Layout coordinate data
^^^^^^^^
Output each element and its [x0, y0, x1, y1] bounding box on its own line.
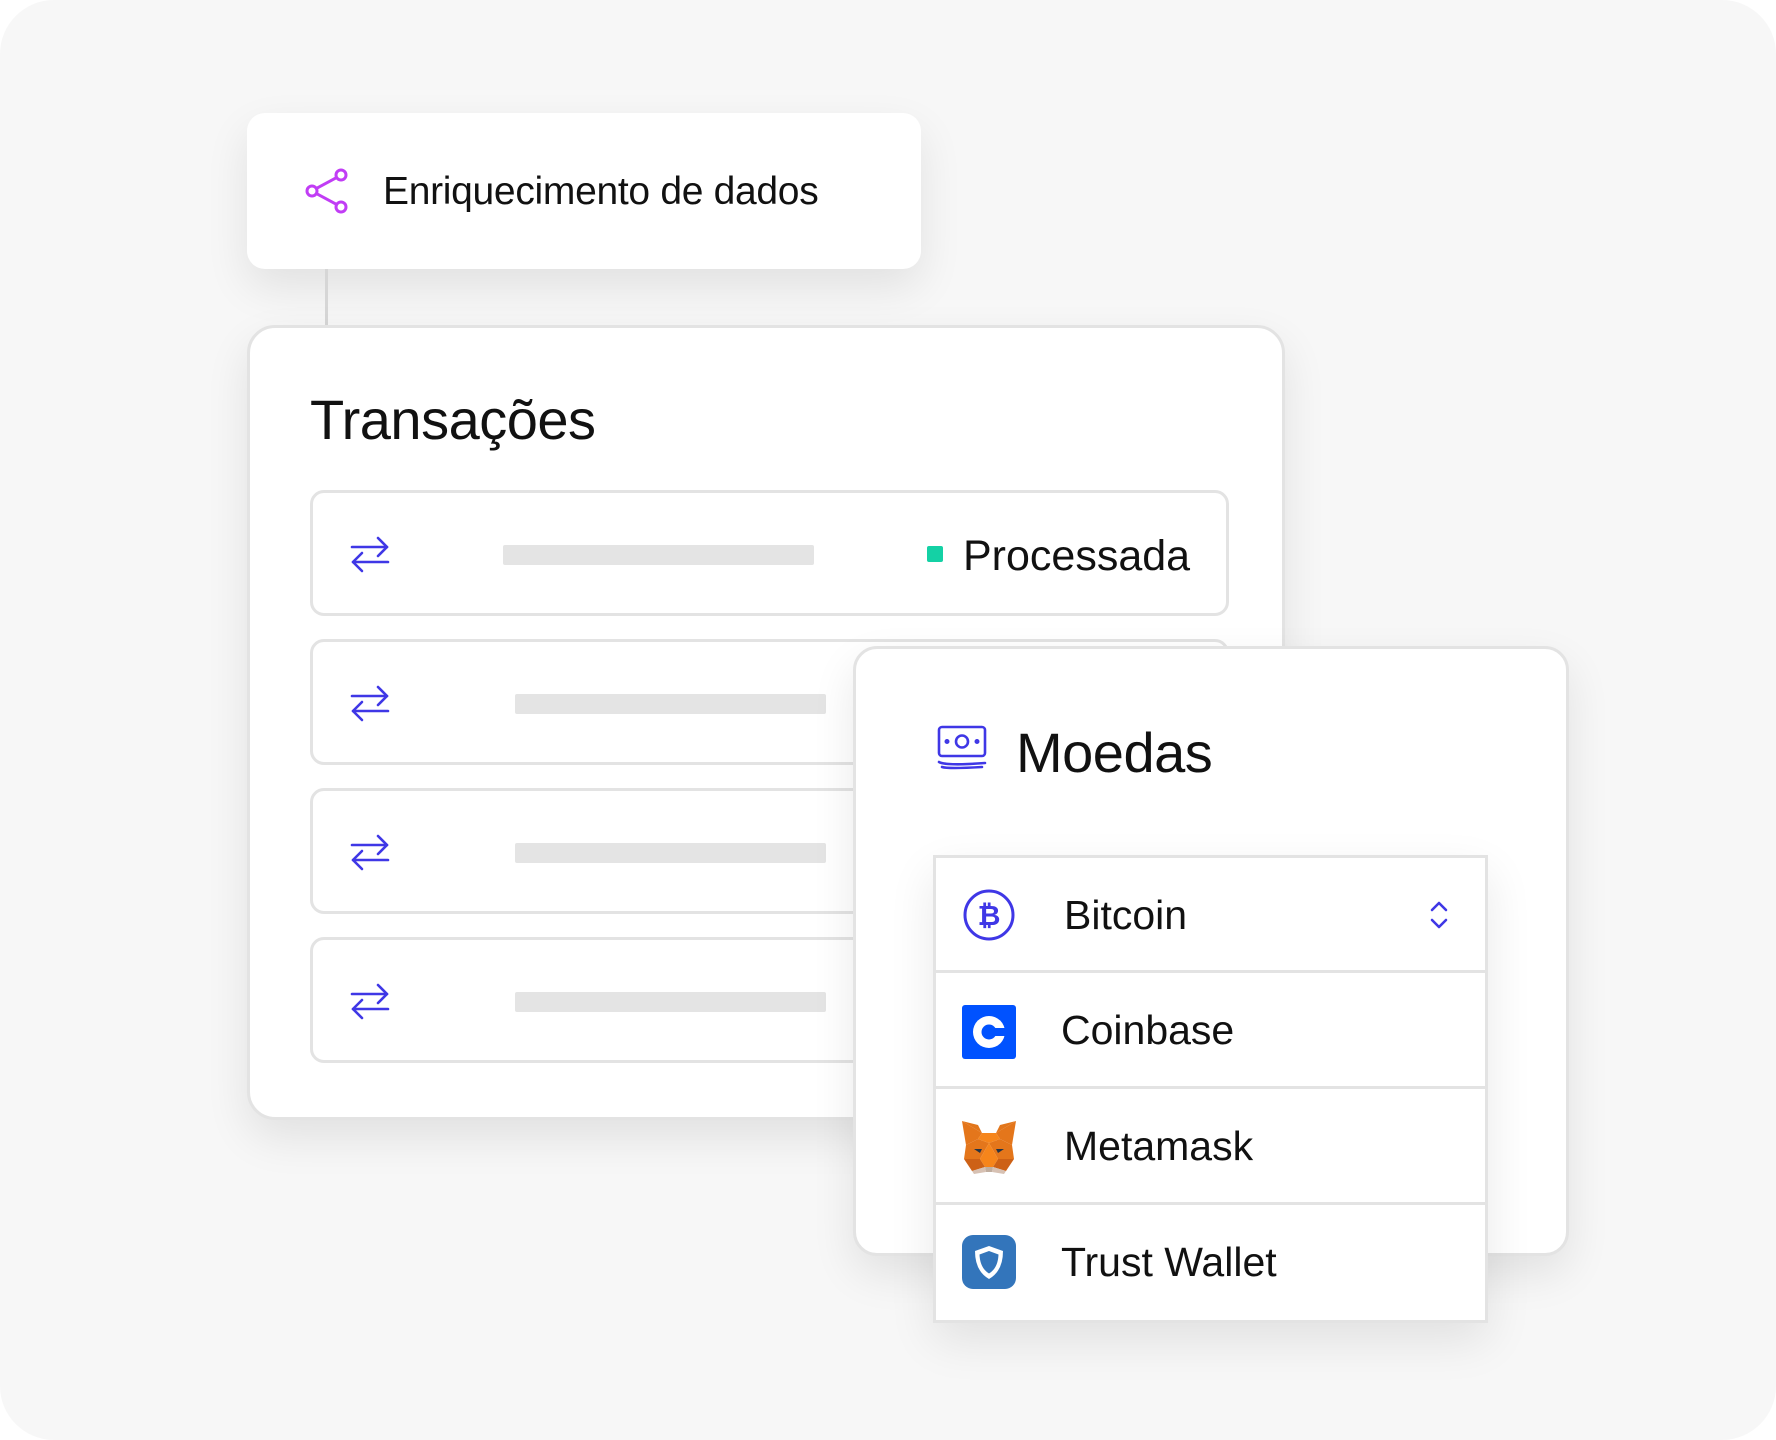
banknote-icon — [937, 725, 987, 770]
transactions-title: Transações — [310, 388, 596, 451]
status-indicator-dot — [927, 546, 943, 562]
currency-select[interactable]: ₿ Bitcoin — [936, 858, 1485, 973]
data-enrichment-title: Enriquecimento de dados — [383, 170, 819, 213]
currency-label: Trust Wallet — [1061, 1239, 1277, 1285]
swap-arrows-icon — [350, 685, 390, 722]
swap-arrows-icon — [350, 536, 390, 573]
metamask-logo — [962, 1121, 1016, 1174]
transaction-placeholder-bar — [515, 694, 826, 714]
currency-label: Metamask — [1064, 1123, 1254, 1169]
transaction-placeholder-bar — [503, 545, 814, 565]
currency-select-list: ₿ Bitcoin Coinbase Metamask Trust Wallet — [933, 855, 1488, 1323]
swap-arrows-icon — [350, 983, 390, 1020]
bitcoin-icon: ₿ — [963, 889, 1015, 941]
currency-option-coinbase[interactable]: Coinbase — [936, 973, 1485, 1089]
swap-arrows-icon — [350, 834, 390, 871]
currency-label: Bitcoin — [1064, 892, 1188, 938]
currencies-title: Moedas — [1016, 721, 1213, 784]
currency-option-metamask[interactable]: Metamask — [936, 1089, 1485, 1205]
chevron-updown-icon[interactable] — [1428, 898, 1450, 932]
connector-line — [325, 269, 328, 325]
coinbase-logo — [962, 1005, 1016, 1059]
transaction-row[interactable]: Processada — [310, 490, 1229, 616]
currency-label: Coinbase — [1061, 1007, 1235, 1053]
transaction-placeholder-bar — [515, 992, 826, 1012]
svg-text:₿: ₿ — [978, 899, 1001, 932]
data-enrichment-card: Enriquecimento de dados — [247, 113, 921, 269]
currency-option-trust-wallet[interactable]: Trust Wallet — [936, 1205, 1485, 1320]
transaction-placeholder-bar — [515, 843, 826, 863]
transaction-status: Processada — [963, 532, 1191, 580]
share-icon — [305, 168, 348, 214]
background-canvas: Enriquecimento de dados Transações Proce… — [0, 0, 1776, 1440]
trust-wallet-logo — [962, 1235, 1016, 1289]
^^^^^^^^
GIVEN TASK → Can you render every line of the material above as a numbered list, skipping any blank lines and leaving out the pictures?

SOLVED EXERCISE →
1. Output each element and its [x0, y0, x1, y1] bounding box on its own line.
2. banknote-icon — [937, 725, 987, 770]
3. transactions-title: Transações — [310, 388, 596, 451]
4. status-indicator-dot — [927, 546, 943, 562]
5. currency-select[interactable]: ₿ Bitcoin — [936, 858, 1485, 973]
6. data-enrichment-title: Enriquecimento de dados — [383, 170, 819, 213]
7. currency-label: Trust Wallet — [1061, 1239, 1277, 1285]
8. swap-arrows-icon — [350, 685, 390, 722]
9. swap-arrows-icon — [350, 536, 390, 573]
10. metamask-logo — [962, 1121, 1016, 1174]
11. transaction-placeholder-bar — [515, 694, 826, 714]
12. currency-label: Metamask — [1064, 1123, 1254, 1169]
13. transaction-placeholder-bar — [503, 545, 814, 565]
14. currency-select-list: ₿ Bitcoin Coinbase Metamask Trust Wallet — [933, 855, 1488, 1323]
15. swap-arrows-icon — [350, 983, 390, 1020]
16. bitcoin-icon: ₿ — [963, 889, 1015, 941]
17. currency-option-coinbase[interactable]: Coinbase — [936, 973, 1485, 1089]
18. swap-arrows-icon — [350, 834, 390, 871]
19. currency-label: Bitcoin — [1064, 892, 1188, 938]
20. currencies-title: Moedas — [1016, 721, 1213, 784]
21. currency-option-metamask[interactable]: Metamask — [936, 1089, 1485, 1205]
22. chevron-updown-icon[interactable] — [1428, 898, 1450, 932]
23. connector-line — [325, 269, 328, 325]
24. coinbase-logo — [962, 1005, 1016, 1059]
25. transaction-row[interactable]: Processada — [310, 490, 1229, 616]
26. currency-label: Coinbase — [1061, 1007, 1235, 1053]
27. transaction-placeholder-bar — [515, 992, 826, 1012]
28. svg-text:₿: ₿ — [978, 899, 1001, 932]
29. data-enrichment-card: Enriquecimento de dados — [247, 113, 921, 269]
30. currency-option-trust-wallet[interactable]: Trust Wallet — [936, 1205, 1485, 1320]
31. transaction-placeholder-bar — [515, 843, 826, 863]
32. transaction-status: Processada — [963, 532, 1191, 580]
33. share-icon — [305, 168, 348, 214]
34. background-canvas: Enriquecimento de dados Transações Proce… — [0, 0, 1776, 1440]
35. trust-wallet-logo — [962, 1235, 1016, 1289]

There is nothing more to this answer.